_GIVEN TASK:_ Your task is to copy every line of the entries that contains "this".

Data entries

__________________________________________________

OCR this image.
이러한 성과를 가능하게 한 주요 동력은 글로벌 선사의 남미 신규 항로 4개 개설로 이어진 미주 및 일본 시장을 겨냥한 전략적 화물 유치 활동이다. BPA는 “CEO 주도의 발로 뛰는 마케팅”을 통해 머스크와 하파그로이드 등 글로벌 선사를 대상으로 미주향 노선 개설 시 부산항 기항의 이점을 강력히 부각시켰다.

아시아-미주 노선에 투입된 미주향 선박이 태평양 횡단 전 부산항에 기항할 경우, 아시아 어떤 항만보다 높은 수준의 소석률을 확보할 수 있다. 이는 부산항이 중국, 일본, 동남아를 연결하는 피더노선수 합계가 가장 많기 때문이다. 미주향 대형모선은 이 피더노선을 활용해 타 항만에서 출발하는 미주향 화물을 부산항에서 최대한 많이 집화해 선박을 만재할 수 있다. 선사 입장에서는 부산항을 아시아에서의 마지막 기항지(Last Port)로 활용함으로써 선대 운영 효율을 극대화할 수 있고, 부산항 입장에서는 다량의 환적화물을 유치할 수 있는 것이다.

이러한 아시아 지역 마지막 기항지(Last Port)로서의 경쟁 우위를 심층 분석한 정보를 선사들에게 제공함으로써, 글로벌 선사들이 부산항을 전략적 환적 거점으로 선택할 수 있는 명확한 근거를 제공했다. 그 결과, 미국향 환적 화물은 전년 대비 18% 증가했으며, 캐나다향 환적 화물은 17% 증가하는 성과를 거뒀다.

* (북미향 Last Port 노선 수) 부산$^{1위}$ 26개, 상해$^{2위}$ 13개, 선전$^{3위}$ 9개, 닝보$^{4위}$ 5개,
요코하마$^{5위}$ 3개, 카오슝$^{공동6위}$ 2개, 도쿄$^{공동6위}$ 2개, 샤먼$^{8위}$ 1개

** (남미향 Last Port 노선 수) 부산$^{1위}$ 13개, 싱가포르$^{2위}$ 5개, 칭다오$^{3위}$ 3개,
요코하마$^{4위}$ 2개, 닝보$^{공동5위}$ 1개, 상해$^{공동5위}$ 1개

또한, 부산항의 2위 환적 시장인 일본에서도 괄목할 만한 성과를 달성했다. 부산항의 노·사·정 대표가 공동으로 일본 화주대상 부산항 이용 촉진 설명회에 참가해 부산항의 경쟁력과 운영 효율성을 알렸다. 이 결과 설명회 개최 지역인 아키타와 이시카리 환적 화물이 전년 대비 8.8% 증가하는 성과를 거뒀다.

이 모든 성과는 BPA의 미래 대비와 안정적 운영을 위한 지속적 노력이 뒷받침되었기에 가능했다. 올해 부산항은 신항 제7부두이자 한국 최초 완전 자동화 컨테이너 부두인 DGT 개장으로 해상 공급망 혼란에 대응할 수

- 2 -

__________________________________________________

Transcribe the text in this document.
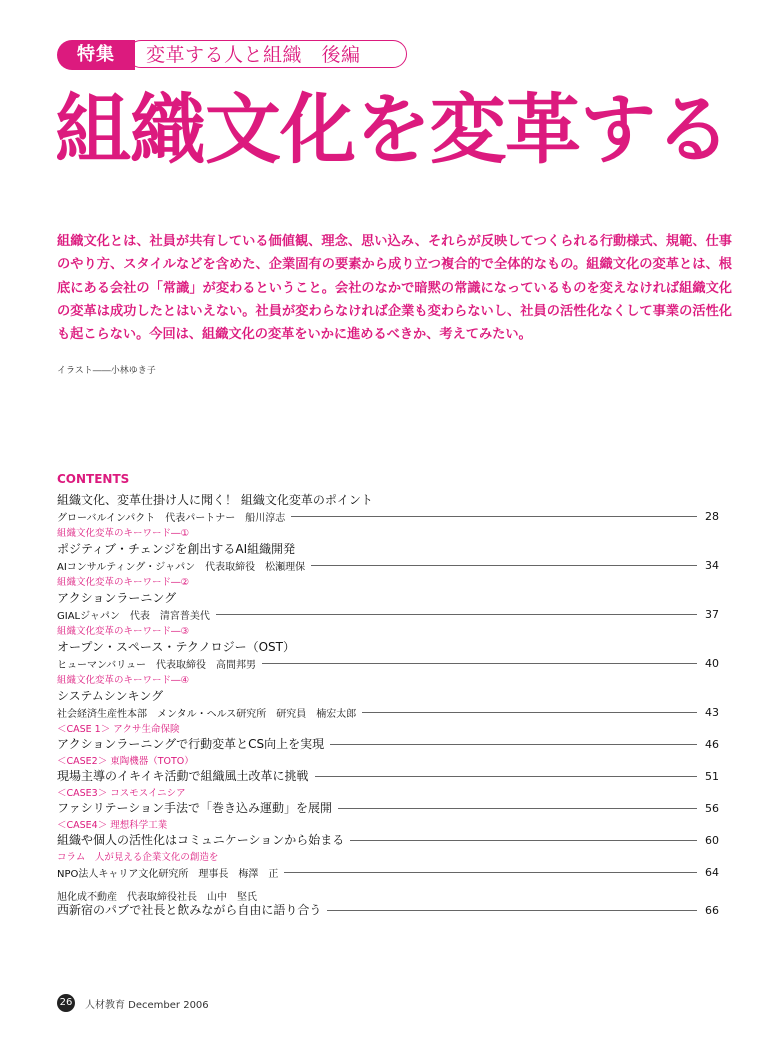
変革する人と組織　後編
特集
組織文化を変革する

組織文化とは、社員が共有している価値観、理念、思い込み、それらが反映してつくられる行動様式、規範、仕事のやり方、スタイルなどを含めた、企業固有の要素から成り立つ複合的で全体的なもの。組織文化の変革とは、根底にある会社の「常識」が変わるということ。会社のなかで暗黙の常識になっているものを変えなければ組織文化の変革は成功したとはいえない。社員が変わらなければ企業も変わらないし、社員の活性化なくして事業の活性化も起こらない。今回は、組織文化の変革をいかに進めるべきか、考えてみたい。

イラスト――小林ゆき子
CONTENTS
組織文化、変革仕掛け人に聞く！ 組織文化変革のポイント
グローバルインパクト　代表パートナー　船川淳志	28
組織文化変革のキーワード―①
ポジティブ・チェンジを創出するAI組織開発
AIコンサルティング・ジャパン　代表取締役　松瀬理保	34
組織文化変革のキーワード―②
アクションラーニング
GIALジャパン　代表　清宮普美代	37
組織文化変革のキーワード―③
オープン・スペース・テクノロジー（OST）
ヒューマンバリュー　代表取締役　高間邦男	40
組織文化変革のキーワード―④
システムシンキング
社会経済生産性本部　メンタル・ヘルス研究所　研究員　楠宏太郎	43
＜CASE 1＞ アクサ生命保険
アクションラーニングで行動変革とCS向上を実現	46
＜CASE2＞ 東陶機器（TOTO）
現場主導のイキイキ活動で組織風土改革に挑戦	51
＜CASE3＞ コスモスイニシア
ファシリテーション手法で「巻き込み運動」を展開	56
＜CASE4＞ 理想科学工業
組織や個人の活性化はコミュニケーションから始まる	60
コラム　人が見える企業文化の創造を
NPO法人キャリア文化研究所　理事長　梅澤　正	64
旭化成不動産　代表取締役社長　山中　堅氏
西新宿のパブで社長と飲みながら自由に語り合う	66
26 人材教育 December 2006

__________________________________________________

_SOLUTION TO THE EXERCISE:_
OCR this image.
Transcribe the text in this document.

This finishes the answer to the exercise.